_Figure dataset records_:
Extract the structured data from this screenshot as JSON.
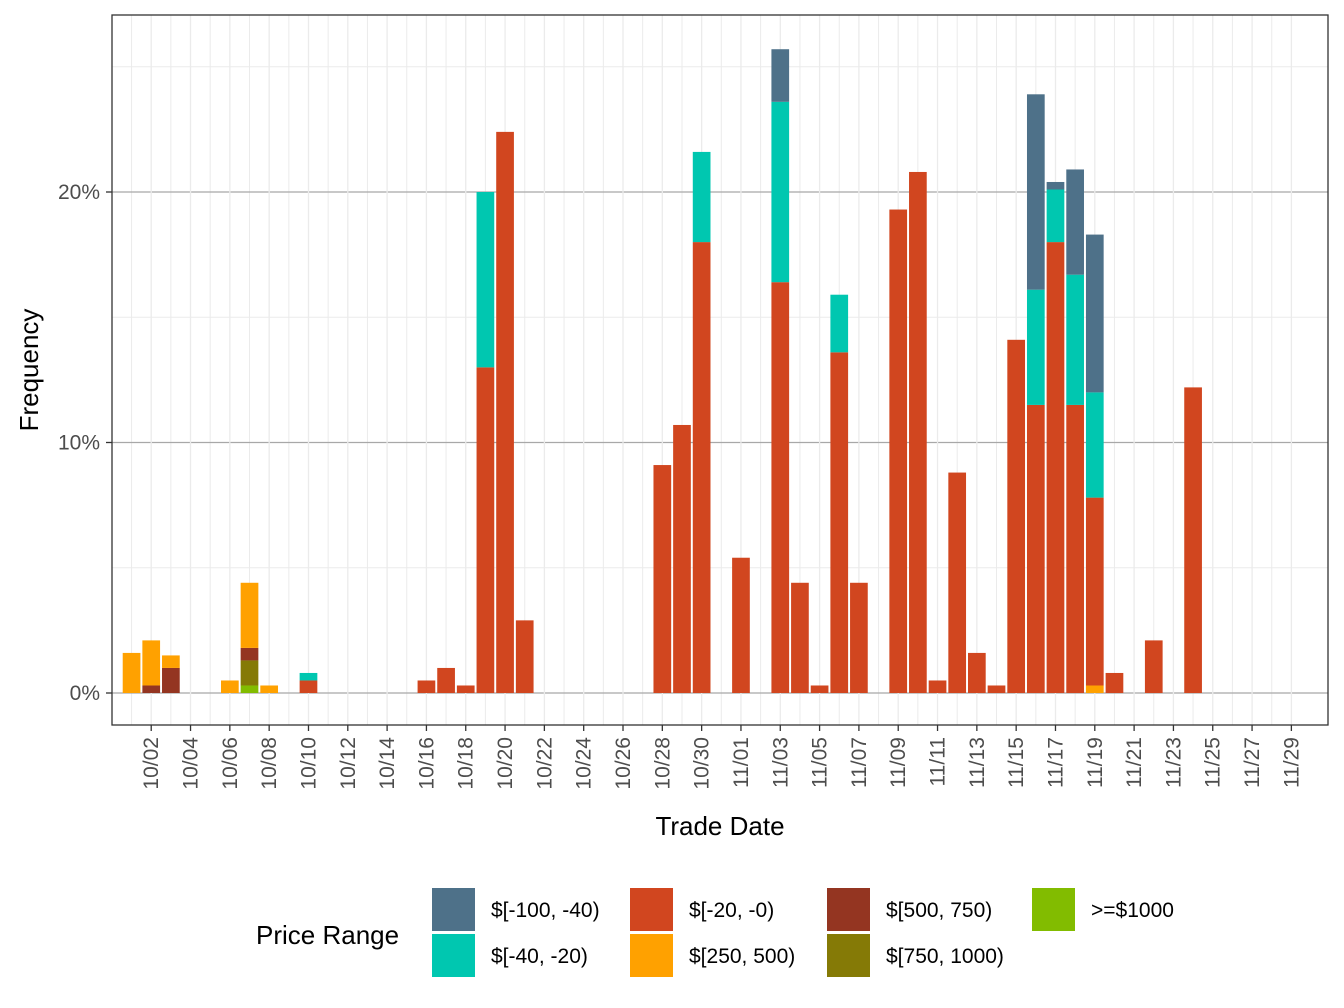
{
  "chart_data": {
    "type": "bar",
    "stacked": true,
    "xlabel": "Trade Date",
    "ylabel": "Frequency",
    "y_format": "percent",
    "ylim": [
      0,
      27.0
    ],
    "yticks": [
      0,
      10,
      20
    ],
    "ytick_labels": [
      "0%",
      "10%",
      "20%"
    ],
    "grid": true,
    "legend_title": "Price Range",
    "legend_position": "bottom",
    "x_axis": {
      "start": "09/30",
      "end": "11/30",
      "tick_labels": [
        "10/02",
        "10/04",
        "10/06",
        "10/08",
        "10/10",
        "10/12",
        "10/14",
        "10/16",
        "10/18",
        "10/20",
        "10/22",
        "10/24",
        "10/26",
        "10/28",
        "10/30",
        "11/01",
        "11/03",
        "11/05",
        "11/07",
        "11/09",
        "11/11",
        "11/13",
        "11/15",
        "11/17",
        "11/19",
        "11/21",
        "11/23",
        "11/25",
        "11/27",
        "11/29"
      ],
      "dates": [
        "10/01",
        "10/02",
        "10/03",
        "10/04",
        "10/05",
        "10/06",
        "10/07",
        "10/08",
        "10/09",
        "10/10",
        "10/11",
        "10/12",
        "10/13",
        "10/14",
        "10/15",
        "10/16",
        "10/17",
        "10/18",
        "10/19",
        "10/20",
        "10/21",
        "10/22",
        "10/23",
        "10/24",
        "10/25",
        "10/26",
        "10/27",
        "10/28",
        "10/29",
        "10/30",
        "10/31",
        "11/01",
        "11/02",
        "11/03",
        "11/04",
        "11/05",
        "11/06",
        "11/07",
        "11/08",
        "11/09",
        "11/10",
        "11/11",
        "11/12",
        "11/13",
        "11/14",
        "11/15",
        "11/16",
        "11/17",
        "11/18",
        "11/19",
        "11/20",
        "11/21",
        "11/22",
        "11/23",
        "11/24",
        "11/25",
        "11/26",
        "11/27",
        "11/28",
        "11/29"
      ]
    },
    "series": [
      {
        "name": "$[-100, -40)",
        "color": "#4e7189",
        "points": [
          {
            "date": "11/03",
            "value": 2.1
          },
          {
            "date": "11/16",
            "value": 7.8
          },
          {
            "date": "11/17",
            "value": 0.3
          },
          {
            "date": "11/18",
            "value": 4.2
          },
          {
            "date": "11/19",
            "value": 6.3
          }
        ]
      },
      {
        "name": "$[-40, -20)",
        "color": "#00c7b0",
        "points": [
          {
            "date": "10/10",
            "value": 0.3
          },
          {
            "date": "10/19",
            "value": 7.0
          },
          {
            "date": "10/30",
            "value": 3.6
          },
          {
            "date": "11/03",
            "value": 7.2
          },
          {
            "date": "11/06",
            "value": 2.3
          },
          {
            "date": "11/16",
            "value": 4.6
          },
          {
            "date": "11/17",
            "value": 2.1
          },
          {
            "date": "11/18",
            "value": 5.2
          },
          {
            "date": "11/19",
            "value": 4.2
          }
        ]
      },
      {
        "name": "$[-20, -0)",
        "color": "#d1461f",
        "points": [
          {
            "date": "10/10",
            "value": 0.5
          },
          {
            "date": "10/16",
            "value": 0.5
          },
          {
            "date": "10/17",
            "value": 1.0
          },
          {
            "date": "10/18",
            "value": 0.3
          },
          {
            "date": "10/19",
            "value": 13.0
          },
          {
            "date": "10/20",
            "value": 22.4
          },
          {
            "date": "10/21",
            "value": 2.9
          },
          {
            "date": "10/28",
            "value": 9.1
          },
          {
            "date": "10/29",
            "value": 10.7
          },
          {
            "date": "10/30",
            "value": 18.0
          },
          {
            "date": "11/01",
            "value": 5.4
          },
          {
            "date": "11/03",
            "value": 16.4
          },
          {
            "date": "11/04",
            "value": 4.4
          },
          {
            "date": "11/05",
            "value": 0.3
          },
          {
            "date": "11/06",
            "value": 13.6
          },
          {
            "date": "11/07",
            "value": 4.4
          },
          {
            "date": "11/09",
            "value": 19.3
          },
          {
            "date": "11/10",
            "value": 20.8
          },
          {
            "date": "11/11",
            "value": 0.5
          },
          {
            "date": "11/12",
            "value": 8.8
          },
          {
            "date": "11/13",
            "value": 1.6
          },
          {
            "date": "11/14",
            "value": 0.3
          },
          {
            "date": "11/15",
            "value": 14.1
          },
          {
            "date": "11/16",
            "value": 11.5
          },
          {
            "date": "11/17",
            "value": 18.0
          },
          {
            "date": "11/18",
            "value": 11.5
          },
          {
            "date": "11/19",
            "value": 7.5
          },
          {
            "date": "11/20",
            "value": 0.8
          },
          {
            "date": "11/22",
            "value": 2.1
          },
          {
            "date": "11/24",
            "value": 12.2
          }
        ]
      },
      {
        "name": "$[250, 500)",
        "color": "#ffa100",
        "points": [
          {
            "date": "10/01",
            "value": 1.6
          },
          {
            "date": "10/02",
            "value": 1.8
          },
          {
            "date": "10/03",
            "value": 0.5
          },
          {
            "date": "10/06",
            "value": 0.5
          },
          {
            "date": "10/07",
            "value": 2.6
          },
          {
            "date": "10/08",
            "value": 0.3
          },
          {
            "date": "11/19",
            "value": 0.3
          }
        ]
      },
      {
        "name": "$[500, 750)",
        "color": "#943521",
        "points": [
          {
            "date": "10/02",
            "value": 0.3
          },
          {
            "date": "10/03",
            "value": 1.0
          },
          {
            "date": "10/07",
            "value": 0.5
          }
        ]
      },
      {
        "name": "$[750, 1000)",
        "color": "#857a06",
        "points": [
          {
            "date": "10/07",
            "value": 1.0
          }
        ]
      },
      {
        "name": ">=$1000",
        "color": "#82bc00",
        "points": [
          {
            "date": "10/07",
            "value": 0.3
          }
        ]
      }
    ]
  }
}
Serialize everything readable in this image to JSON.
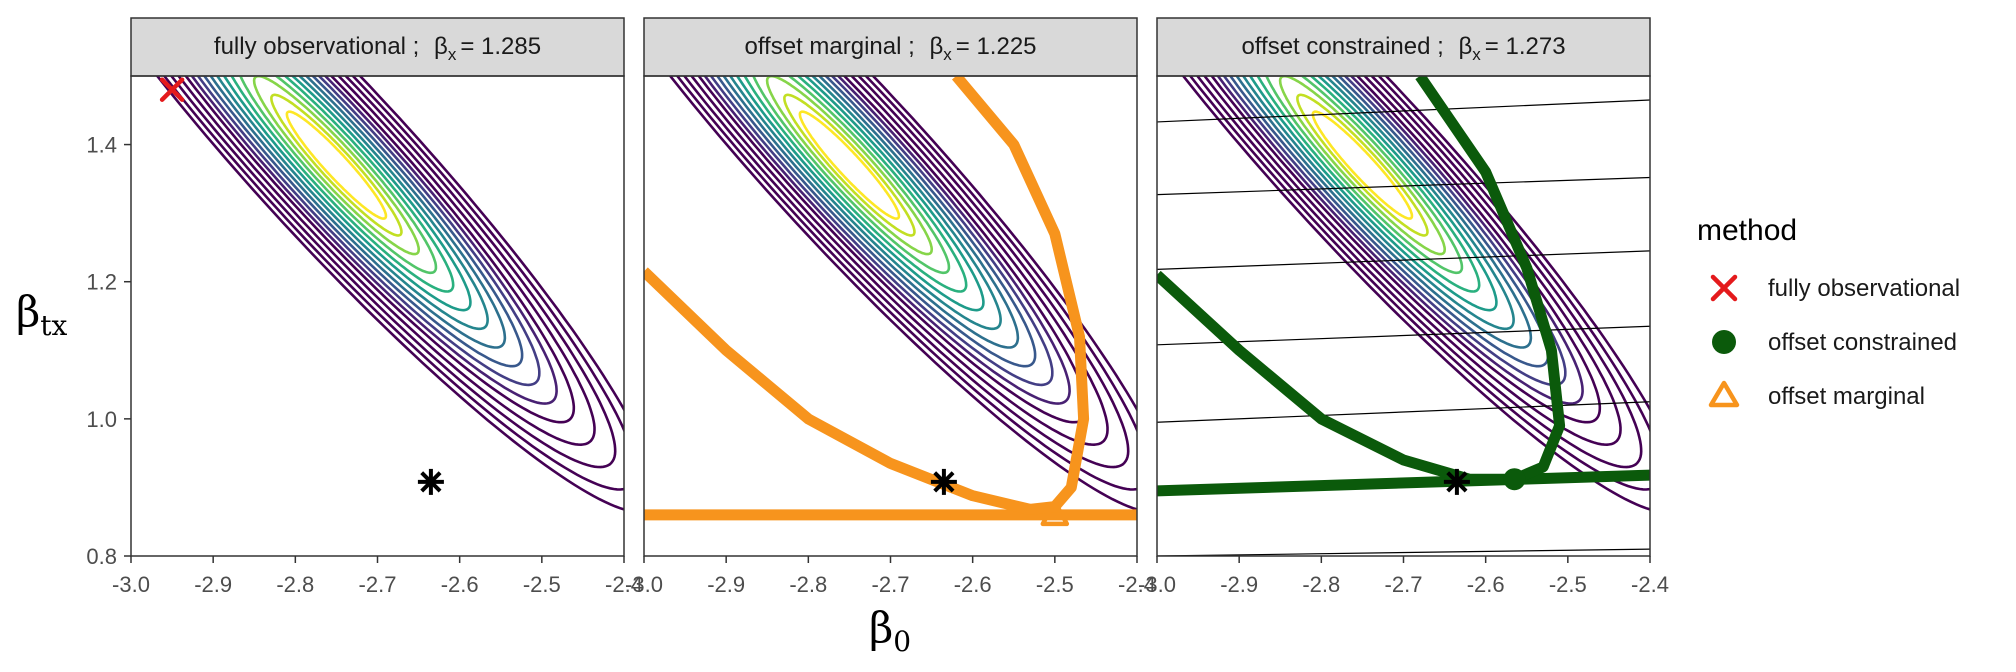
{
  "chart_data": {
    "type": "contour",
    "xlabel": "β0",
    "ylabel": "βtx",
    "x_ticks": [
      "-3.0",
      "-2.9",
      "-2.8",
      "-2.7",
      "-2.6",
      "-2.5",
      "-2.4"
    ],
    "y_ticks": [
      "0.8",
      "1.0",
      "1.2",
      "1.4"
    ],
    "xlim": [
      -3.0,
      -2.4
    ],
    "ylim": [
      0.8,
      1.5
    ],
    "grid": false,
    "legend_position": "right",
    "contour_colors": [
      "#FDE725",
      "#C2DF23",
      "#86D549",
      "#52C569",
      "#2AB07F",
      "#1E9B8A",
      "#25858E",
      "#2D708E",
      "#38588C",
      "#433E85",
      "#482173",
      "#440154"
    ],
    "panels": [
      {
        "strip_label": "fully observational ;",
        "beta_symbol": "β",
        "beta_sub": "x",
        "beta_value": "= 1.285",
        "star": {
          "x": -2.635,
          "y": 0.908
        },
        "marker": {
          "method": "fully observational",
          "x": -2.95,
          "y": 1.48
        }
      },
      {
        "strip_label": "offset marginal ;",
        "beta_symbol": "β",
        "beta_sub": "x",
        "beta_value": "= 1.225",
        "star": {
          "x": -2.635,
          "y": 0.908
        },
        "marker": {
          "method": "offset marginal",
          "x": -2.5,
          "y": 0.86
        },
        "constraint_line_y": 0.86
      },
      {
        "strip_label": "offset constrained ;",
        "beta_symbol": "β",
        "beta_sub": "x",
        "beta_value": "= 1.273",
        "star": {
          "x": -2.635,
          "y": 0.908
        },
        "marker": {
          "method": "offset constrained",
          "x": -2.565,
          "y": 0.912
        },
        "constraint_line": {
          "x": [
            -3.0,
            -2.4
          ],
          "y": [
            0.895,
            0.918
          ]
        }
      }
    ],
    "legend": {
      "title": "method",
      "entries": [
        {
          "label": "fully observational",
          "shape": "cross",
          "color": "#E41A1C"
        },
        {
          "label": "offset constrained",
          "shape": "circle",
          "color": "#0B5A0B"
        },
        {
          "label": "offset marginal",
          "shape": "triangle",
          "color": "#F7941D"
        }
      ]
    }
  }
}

_The exercise_: Give only the number of lines that include the word "method".

_Result of the exercise_: 4